** start STORED ROWS **

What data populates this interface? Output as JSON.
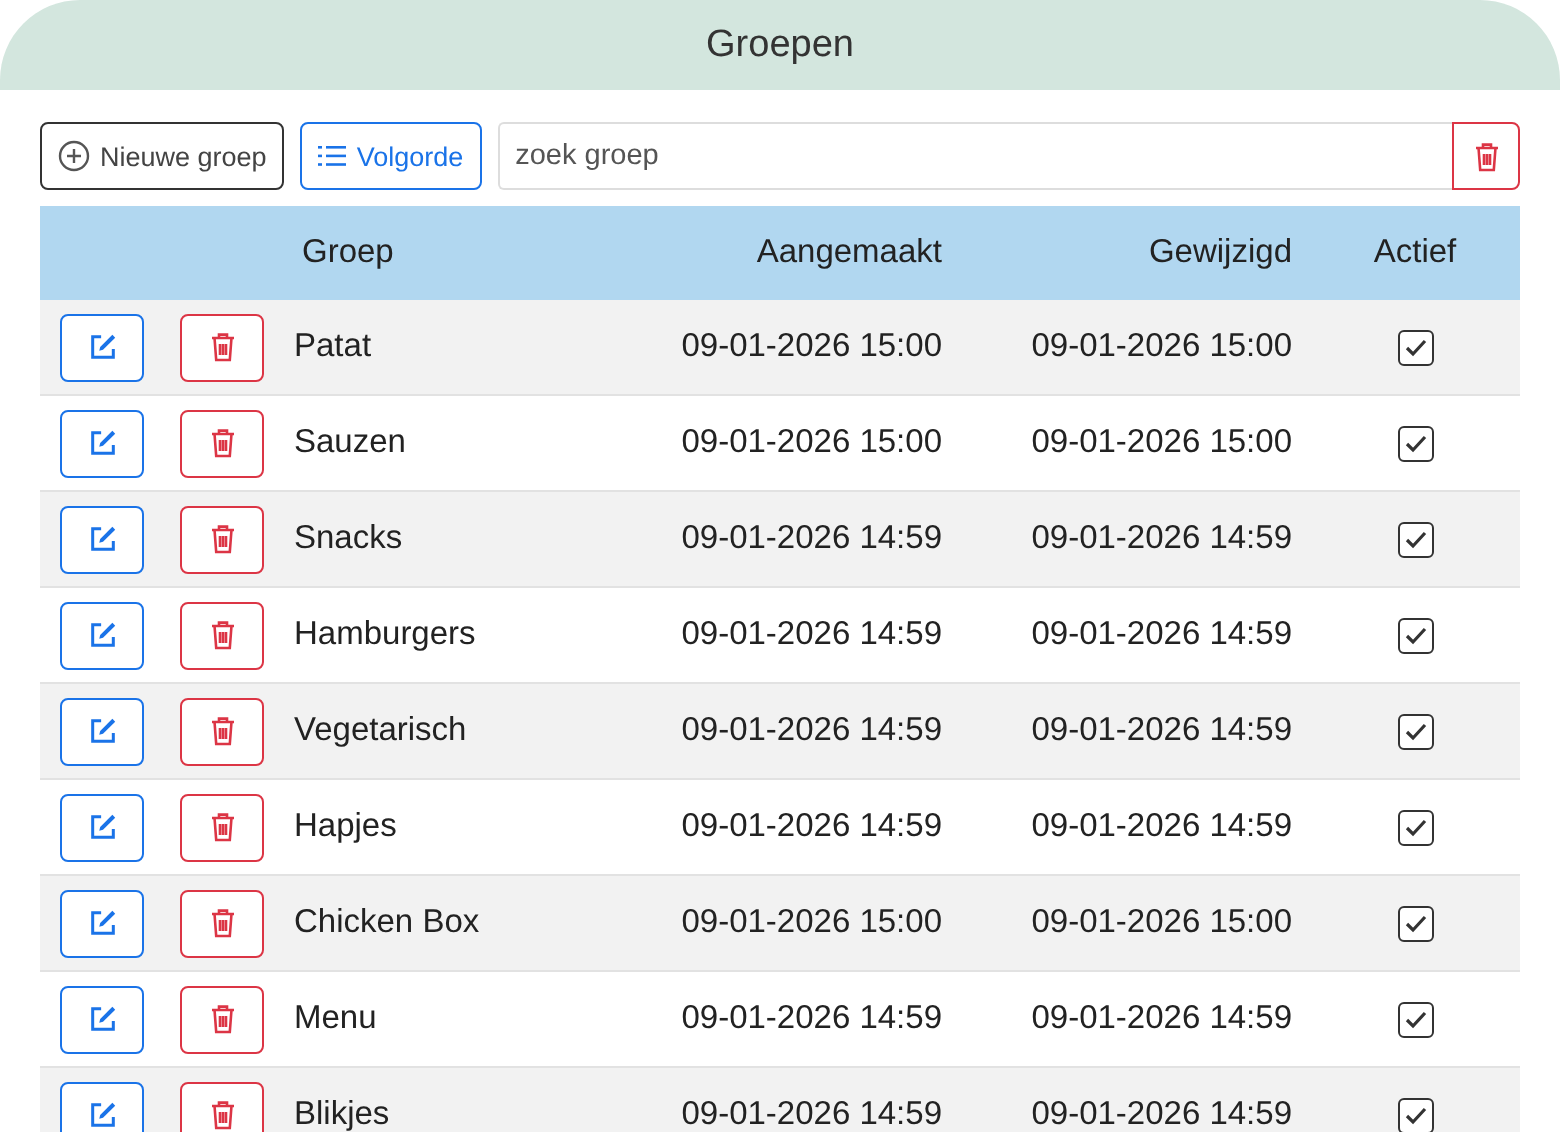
{
  "title": "Groepen",
  "toolbar": {
    "new_button": "Nieuwe groep",
    "order_button": "Volgorde",
    "search": {
      "placeholder": "zoek groep"
    }
  },
  "table": {
    "columns": [
      "Groep",
      "Aangemaakt",
      "Gewijzigd",
      "Actief"
    ],
    "rows": [
      {
        "name": "Patat",
        "created": "09-01-2026 15:00",
        "modified": "09-01-2026 15:00",
        "active": true
      },
      {
        "name": "Sauzen",
        "created": "09-01-2026 15:00",
        "modified": "09-01-2026 15:00",
        "active": true
      },
      {
        "name": "Snacks",
        "created": "09-01-2026 14:59",
        "modified": "09-01-2026 14:59",
        "active": true
      },
      {
        "name": "Hamburgers",
        "created": "09-01-2026 14:59",
        "modified": "09-01-2026 14:59",
        "active": true
      },
      {
        "name": "Vegetarisch",
        "created": "09-01-2026 14:59",
        "modified": "09-01-2026 14:59",
        "active": true
      },
      {
        "name": "Hapjes",
        "created": "09-01-2026 14:59",
        "modified": "09-01-2026 14:59",
        "active": true
      },
      {
        "name": "Chicken Box",
        "created": "09-01-2026 15:00",
        "modified": "09-01-2026 15:00",
        "active": true
      },
      {
        "name": "Menu",
        "created": "09-01-2026 14:59",
        "modified": "09-01-2026 14:59",
        "active": true
      },
      {
        "name": "Blikjes",
        "created": "09-01-2026 14:59",
        "modified": "09-01-2026 14:59",
        "active": true
      }
    ]
  }
}
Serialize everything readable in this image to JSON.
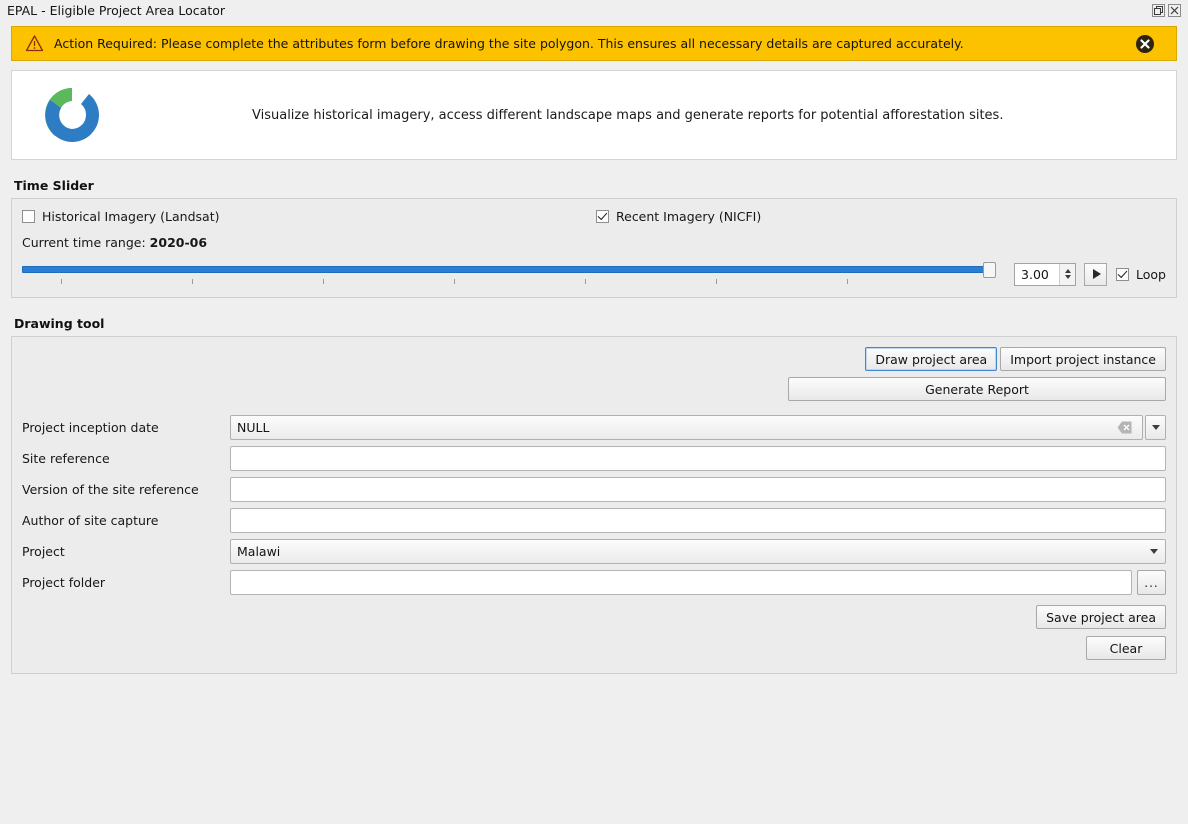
{
  "window": {
    "title": "EPAL - Eligible Project Area Locator",
    "float_icon": "float-window-icon",
    "close_icon": "close-window-icon"
  },
  "banner": {
    "warning_icon": "warning-triangle-icon",
    "message": "Action Required: Please complete the attributes form before drawing the site polygon. This ensures all necessary details are captured accurately.",
    "close_icon": "close-icon",
    "background_color": "#fcc200",
    "text_color": "#141414"
  },
  "hero": {
    "logo_icon": "epal-logo-icon",
    "logo_green": "#5cb85c",
    "logo_blue": "#2e7cc4",
    "description": "Visualize historical imagery, access different landscape maps and generate reports for potential afforestation sites."
  },
  "time_slider": {
    "group_title": "Time Slider",
    "historical": {
      "label": "Historical Imagery (Landsat)",
      "checked": false
    },
    "recent": {
      "label": "Recent Imagery (NICFI)",
      "checked": true
    },
    "current_range_prefix": "Current time range: ",
    "current_range_value": "2020-06",
    "slider": {
      "fill_color": "#2a7fd4",
      "position_percent": 98,
      "tick_count": 7
    },
    "speed_value": "3.00",
    "play_icon": "play-icon",
    "loop": {
      "label": "Loop",
      "checked": true
    }
  },
  "drawing_tool": {
    "group_title": "Drawing tool",
    "draw_button": "Draw project area",
    "import_button": "Import project instance",
    "generate_button": "Generate Report",
    "fields": [
      {
        "label": "Project inception date",
        "value": "NULL",
        "placeholder": "",
        "type": "date",
        "clear_icon": "clear-field-icon",
        "dropdown_icon": "chevron-down-icon"
      },
      {
        "label": "Site reference",
        "value": "",
        "placeholder": "",
        "type": "text"
      },
      {
        "label": "Version of the site reference",
        "value": "",
        "placeholder": "",
        "type": "text"
      },
      {
        "label": "Author of site capture",
        "value": "",
        "placeholder": "",
        "type": "text"
      },
      {
        "label": "Project",
        "value": "Malawi",
        "placeholder": "",
        "type": "combo",
        "dropdown_icon": "chevron-down-icon"
      },
      {
        "label": "Project folder",
        "value": "",
        "placeholder": "",
        "type": "folder",
        "browse_label": "...",
        "browse_icon": "browse-folder-icon"
      }
    ],
    "save_button": "Save project area",
    "clear_button": "Clear"
  }
}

** end STORED ROWS **

**SET EXERCISE:**
Write out the material above once more, exactly as it reads, with no pictures.

**SOLUTION FOR THIS PROBLEM:**
What data populates this interface? Output as JSON.
{
  "title": "Groepen",
  "toolbar": {
    "new_button": "Nieuwe groep",
    "order_button": "Volgorde",
    "search": {
      "placeholder": "zoek groep"
    }
  },
  "table": {
    "columns": [
      "Groep",
      "Aangemaakt",
      "Gewijzigd",
      "Actief"
    ],
    "rows": [
      {
        "name": "Patat",
        "created": "09-01-2026 15:00",
        "modified": "09-01-2026 15:00",
        "active": true
      },
      {
        "name": "Sauzen",
        "created": "09-01-2026 15:00",
        "modified": "09-01-2026 15:00",
        "active": true
      },
      {
        "name": "Snacks",
        "created": "09-01-2026 14:59",
        "modified": "09-01-2026 14:59",
        "active": true
      },
      {
        "name": "Hamburgers",
        "created": "09-01-2026 14:59",
        "modified": "09-01-2026 14:59",
        "active": true
      },
      {
        "name": "Vegetarisch",
        "created": "09-01-2026 14:59",
        "modified": "09-01-2026 14:59",
        "active": true
      },
      {
        "name": "Hapjes",
        "created": "09-01-2026 14:59",
        "modified": "09-01-2026 14:59",
        "active": true
      },
      {
        "name": "Chicken Box",
        "created": "09-01-2026 15:00",
        "modified": "09-01-2026 15:00",
        "active": true
      },
      {
        "name": "Menu",
        "created": "09-01-2026 14:59",
        "modified": "09-01-2026 14:59",
        "active": true
      },
      {
        "name": "Blikjes",
        "created": "09-01-2026 14:59",
        "modified": "09-01-2026 14:59",
        "active": true
      }
    ]
  }
}
Serialize everything readable in this image to JSON.
{
  "window": {
    "title": "EPAL - Eligible Project Area Locator",
    "float_icon": "float-window-icon",
    "close_icon": "close-window-icon"
  },
  "banner": {
    "warning_icon": "warning-triangle-icon",
    "message": "Action Required: Please complete the attributes form before drawing the site polygon. This ensures all necessary details are captured accurately.",
    "close_icon": "close-icon",
    "background_color": "#fcc200",
    "text_color": "#141414"
  },
  "hero": {
    "logo_icon": "epal-logo-icon",
    "logo_green": "#5cb85c",
    "logo_blue": "#2e7cc4",
    "description": "Visualize historical imagery, access different landscape maps and generate reports for potential afforestation sites."
  },
  "time_slider": {
    "group_title": "Time Slider",
    "historical": {
      "label": "Historical Imagery (Landsat)",
      "checked": false
    },
    "recent": {
      "label": "Recent Imagery (NICFI)",
      "checked": true
    },
    "current_range_prefix": "Current time range: ",
    "current_range_value": "2020-06",
    "slider": {
      "fill_color": "#2a7fd4",
      "position_percent": 98,
      "tick_count": 7
    },
    "speed_value": "3.00",
    "play_icon": "play-icon",
    "loop": {
      "label": "Loop",
      "checked": true
    }
  },
  "drawing_tool": {
    "group_title": "Drawing tool",
    "draw_button": "Draw project area",
    "import_button": "Import project instance",
    "generate_button": "Generate Report",
    "fields": [
      {
        "label": "Project inception date",
        "value": "NULL",
        "placeholder": "",
        "type": "date",
        "clear_icon": "clear-field-icon",
        "dropdown_icon": "chevron-down-icon"
      },
      {
        "label": "Site reference",
        "value": "",
        "placeholder": "",
        "type": "text"
      },
      {
        "label": "Version of the site reference",
        "value": "",
        "placeholder": "",
        "type": "text"
      },
      {
        "label": "Author of site capture",
        "value": "",
        "placeholder": "",
        "type": "text"
      },
      {
        "label": "Project",
        "value": "Malawi",
        "placeholder": "",
        "type": "combo",
        "dropdown_icon": "chevron-down-icon"
      },
      {
        "label": "Project folder",
        "value": "",
        "placeholder": "",
        "type": "folder",
        "browse_label": "...",
        "browse_icon": "browse-folder-icon"
      }
    ],
    "save_button": "Save project area",
    "clear_button": "Clear"
  }
}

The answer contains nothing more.